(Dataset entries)
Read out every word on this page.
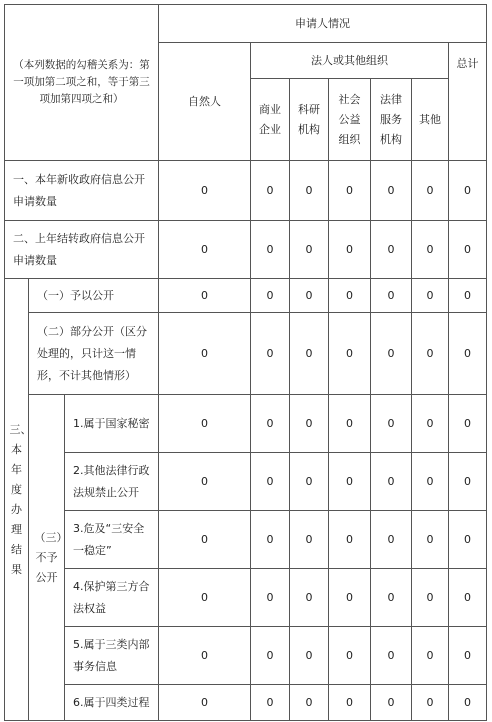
（本列数据的勾稽关系为：第一项加第二项之和，等于第三项加第四项之和）			申请人情况						
			自然人	法人或其他组织					总计
				商业企业	科研机构	社会公益组织	法律服务机构	其他	
一、本年新收政府信息公开申请数量			0	0	0	0	0	0	0
二、上年结转政府信息公开申请数量			0	0	0	0	0	0	0
三、本年度办理结果	（一）予以公开		0	0	0	0	0	0	0
	（二）部分公开（区分处理的，只计这一情形，不计其他情形）		0	0	0	0	0	0	0
	（三）不予公开	1.属于国家秘密	0	0	0	0	0	0	0
		2.其他法律行政法规禁止公开	0	0	0	0	0	0	0
		3.危及“三安全一稳定”	0	0	0	0	0	0	0
		4.保护第三方合法权益	0	0	0	0	0	0	0
		5.属于三类内部事务信息	0	0	0	0	0	0	0
		6.属于四类过程	0	0	0	0	0	0	0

**Aim**: Write the entries above out again exactly, but not the pictures.

**Full response**:
Read out every word on this page.
（本列数据的勾稽关系为：第一项加第二项之和，等于第三项加第四项之和）			申请人情况						
			自然人	法人或其他组织					总计
				商业企业	科研机构	社会公益组织	法律服务机构	其他	
一、本年新收政府信息公开申请数量			0	0	0	0	0	0	0
二、上年结转政府信息公开申请数量			0	0	0	0	0	0	0
三、本年度办理结果	（一）予以公开		0	0	0	0	0	0	0
	（二）部分公开（区分处理的，只计这一情形，不计其他情形）		0	0	0	0	0	0	0
	（三）不予公开	1.属于国家秘密	0	0	0	0	0	0	0
		2.其他法律行政法规禁止公开	0	0	0	0	0	0	0
		3.危及“三安全一稳定”	0	0	0	0	0	0	0
		4.保护第三方合法权益	0	0	0	0	0	0	0
		5.属于三类内部事务信息	0	0	0	0	0	0	0
		6.属于四类过程	0	0	0	0	0	0	0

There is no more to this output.